Locate the string "functions" in the listing below. Copy every line where it is found.
+++ Task material
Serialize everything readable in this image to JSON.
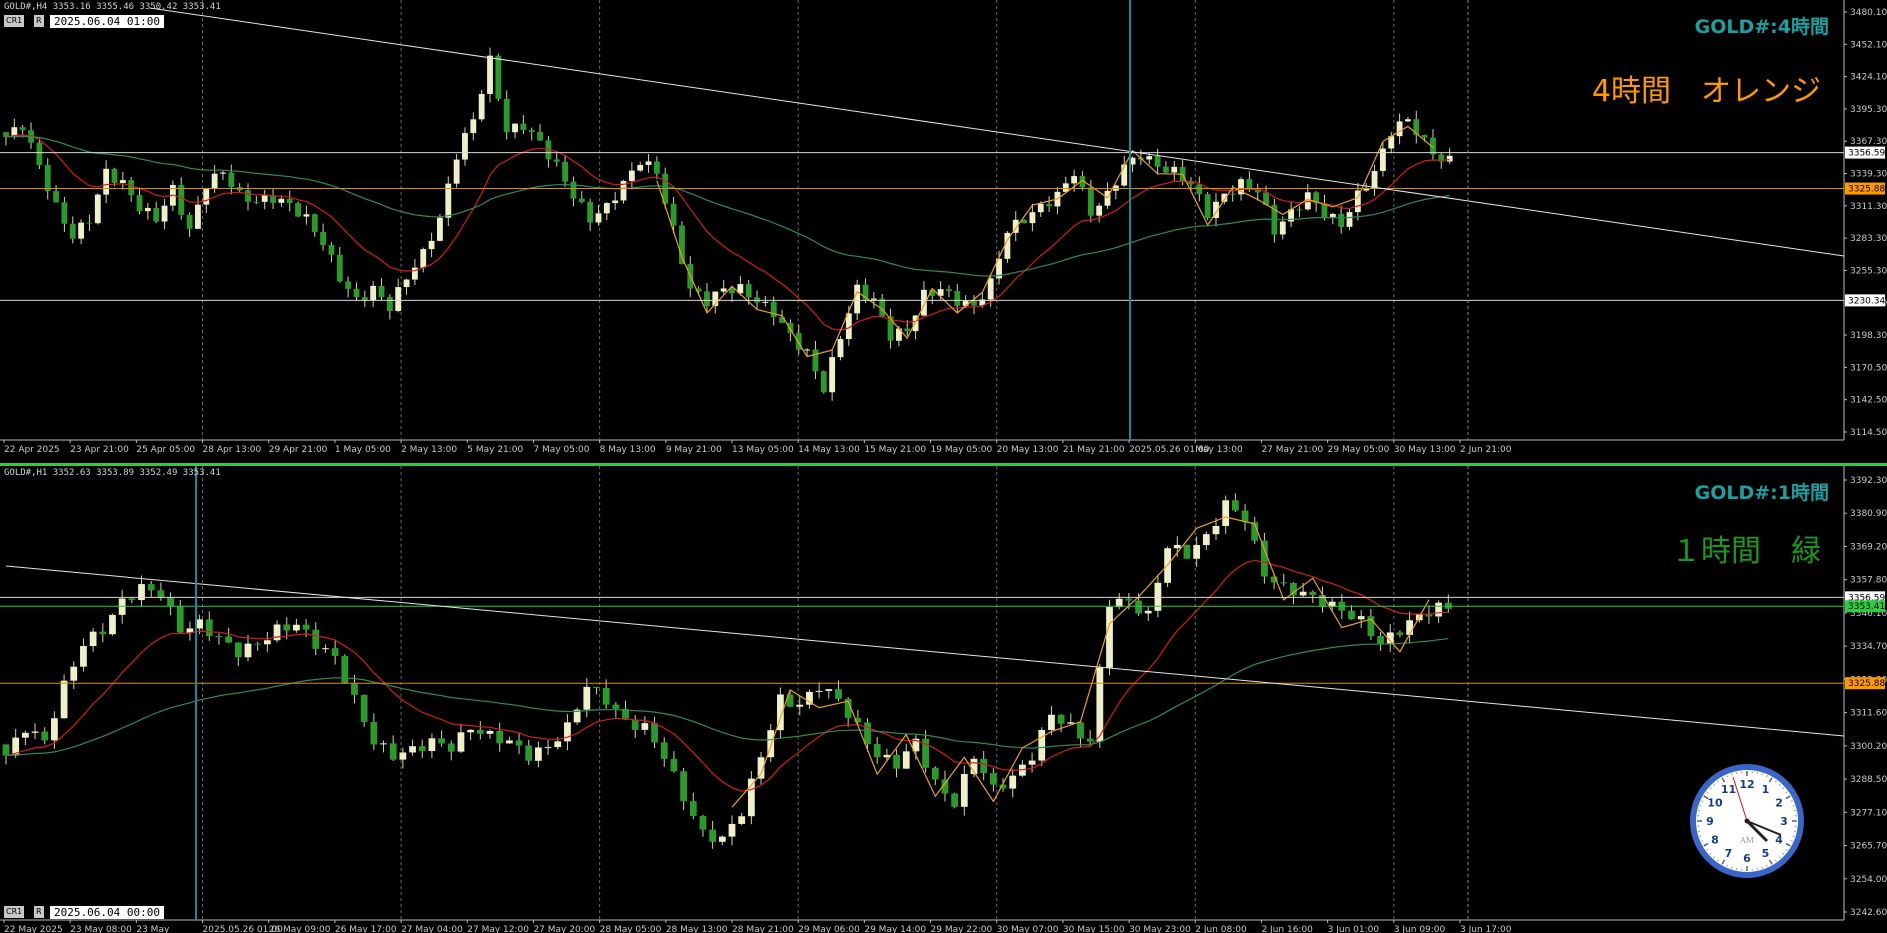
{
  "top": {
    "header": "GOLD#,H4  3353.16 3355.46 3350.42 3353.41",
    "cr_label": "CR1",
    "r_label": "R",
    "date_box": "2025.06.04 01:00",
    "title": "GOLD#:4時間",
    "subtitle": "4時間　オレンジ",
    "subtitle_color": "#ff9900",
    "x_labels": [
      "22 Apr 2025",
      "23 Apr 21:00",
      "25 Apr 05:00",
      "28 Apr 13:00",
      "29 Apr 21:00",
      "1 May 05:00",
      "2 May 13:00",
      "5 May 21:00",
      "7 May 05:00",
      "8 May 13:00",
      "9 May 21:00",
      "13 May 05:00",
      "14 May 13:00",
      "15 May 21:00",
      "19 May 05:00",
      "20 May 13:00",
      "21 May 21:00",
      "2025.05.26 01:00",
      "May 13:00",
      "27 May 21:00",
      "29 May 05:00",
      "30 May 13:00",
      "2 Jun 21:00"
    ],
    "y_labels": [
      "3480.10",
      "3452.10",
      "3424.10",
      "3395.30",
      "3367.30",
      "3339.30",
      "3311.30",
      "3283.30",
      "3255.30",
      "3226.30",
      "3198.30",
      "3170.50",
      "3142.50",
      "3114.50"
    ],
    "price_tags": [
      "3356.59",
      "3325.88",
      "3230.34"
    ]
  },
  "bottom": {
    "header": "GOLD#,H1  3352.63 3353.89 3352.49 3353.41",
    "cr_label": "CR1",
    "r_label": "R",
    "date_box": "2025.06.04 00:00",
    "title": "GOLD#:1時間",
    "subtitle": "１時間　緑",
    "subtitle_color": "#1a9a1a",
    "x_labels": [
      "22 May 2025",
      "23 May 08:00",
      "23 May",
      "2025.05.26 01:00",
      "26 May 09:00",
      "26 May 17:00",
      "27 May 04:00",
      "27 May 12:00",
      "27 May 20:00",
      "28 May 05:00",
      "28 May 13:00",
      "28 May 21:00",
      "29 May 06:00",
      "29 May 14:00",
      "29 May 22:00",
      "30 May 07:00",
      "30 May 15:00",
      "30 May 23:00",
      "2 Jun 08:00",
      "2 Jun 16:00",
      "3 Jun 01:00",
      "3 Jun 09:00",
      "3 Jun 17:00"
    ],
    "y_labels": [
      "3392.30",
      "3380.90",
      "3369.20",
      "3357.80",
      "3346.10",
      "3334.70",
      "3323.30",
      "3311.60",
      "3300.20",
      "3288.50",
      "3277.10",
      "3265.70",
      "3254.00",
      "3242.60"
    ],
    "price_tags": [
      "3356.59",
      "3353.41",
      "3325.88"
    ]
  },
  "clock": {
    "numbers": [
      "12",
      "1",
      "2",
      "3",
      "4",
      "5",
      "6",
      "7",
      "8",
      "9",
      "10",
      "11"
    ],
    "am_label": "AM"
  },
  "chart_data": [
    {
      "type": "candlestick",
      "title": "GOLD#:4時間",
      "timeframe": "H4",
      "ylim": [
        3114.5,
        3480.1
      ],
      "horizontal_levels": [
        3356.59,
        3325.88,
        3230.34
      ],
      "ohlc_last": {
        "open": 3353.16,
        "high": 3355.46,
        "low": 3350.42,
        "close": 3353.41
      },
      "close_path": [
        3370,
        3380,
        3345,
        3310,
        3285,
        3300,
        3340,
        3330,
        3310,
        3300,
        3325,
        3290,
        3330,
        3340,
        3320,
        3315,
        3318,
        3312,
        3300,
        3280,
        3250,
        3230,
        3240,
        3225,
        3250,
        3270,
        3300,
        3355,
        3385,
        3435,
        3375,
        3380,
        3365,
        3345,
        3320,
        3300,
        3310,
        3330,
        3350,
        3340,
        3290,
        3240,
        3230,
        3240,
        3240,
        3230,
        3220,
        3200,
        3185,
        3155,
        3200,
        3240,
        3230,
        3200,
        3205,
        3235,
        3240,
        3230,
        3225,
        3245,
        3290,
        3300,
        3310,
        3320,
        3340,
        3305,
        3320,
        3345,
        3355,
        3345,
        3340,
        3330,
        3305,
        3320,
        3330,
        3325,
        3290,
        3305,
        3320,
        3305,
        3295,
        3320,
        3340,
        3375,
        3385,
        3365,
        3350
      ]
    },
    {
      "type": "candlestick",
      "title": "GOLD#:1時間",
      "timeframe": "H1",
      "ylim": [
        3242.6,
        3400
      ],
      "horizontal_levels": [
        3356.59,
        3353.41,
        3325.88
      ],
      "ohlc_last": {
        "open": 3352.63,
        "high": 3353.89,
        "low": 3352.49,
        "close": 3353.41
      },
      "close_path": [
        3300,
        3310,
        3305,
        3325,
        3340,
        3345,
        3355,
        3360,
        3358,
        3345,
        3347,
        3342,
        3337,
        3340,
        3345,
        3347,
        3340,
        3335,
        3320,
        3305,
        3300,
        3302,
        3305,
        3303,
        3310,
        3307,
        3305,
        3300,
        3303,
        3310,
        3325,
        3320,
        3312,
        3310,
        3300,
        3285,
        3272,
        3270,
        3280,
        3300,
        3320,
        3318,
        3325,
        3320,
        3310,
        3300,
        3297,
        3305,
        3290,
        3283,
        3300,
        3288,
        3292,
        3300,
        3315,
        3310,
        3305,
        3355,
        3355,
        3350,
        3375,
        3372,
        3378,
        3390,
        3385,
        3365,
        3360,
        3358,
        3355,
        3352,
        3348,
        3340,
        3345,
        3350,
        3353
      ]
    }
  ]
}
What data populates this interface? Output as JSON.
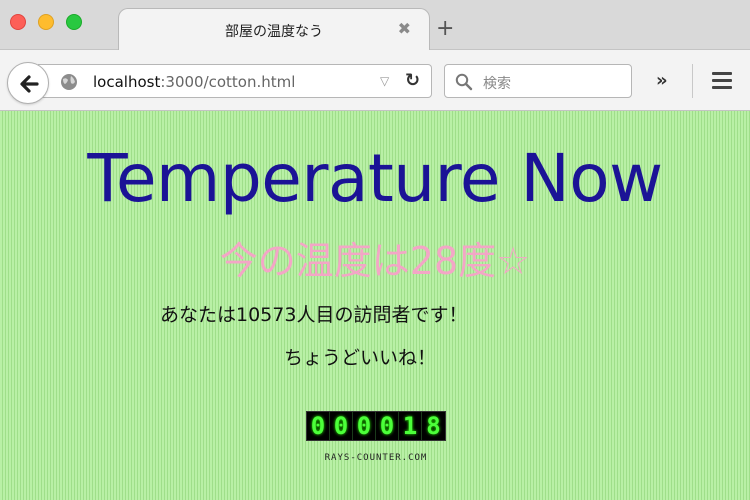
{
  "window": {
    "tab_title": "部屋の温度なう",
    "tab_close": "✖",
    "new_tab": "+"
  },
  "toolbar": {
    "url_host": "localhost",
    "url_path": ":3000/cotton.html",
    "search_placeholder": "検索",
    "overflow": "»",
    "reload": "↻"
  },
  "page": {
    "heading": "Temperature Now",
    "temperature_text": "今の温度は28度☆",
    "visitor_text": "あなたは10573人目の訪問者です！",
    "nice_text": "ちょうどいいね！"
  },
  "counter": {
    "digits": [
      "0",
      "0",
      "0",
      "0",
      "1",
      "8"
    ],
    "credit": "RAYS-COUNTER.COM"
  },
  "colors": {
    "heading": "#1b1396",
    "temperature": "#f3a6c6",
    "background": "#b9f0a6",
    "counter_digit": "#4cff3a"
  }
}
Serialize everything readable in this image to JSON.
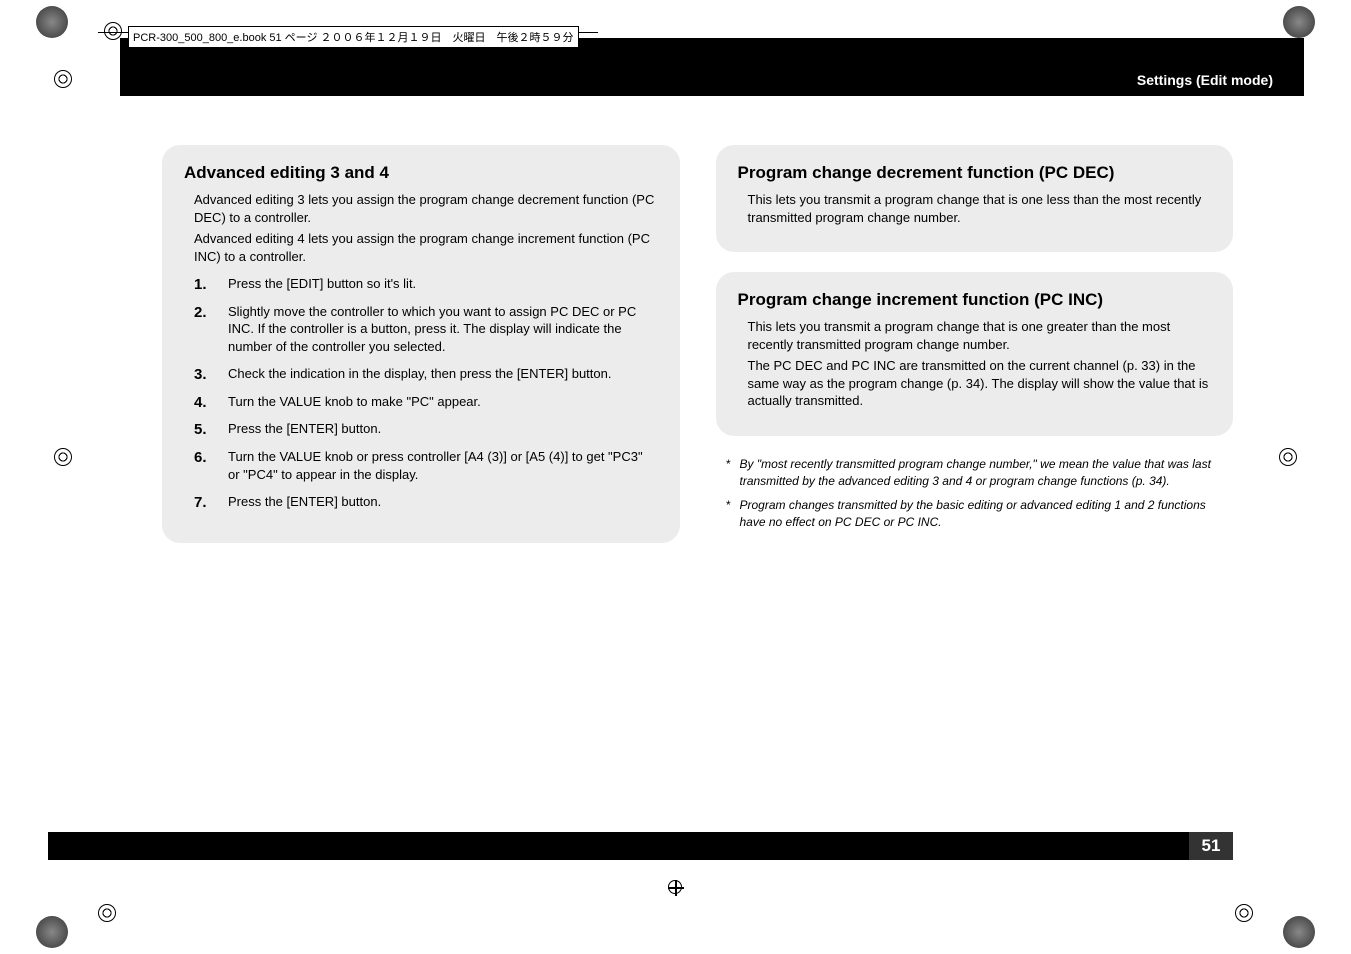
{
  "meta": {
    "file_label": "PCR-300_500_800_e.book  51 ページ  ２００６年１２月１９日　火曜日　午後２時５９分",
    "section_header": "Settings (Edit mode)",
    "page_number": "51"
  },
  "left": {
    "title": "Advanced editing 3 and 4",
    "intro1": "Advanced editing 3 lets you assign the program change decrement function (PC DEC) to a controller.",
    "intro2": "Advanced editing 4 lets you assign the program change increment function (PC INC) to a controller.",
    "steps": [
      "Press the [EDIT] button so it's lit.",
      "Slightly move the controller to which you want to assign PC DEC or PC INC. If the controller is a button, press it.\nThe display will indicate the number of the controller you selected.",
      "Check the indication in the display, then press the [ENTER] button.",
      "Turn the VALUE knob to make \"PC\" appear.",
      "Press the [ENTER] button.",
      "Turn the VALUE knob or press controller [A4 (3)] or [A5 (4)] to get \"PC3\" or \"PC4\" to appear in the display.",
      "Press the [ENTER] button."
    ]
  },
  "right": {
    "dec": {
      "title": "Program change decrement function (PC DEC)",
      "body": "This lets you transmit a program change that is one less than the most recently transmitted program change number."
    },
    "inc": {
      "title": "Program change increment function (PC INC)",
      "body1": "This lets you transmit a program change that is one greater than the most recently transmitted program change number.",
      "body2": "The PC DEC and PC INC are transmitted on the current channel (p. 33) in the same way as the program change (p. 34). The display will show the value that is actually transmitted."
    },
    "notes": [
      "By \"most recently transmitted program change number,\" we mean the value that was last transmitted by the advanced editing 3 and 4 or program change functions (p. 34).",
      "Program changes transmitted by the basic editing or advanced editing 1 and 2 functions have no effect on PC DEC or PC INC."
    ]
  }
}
++++++
● **Reply**:
      "By \"most recently transmitted program change number,\" we mean the value that was last transmitted by the advanced editing 3 and 4 or program change functions (p. 34).",
      "Program changes transmitted by the basic editing or advanced editing 1 and 2 functions have no effect on PC DEC or PC INC."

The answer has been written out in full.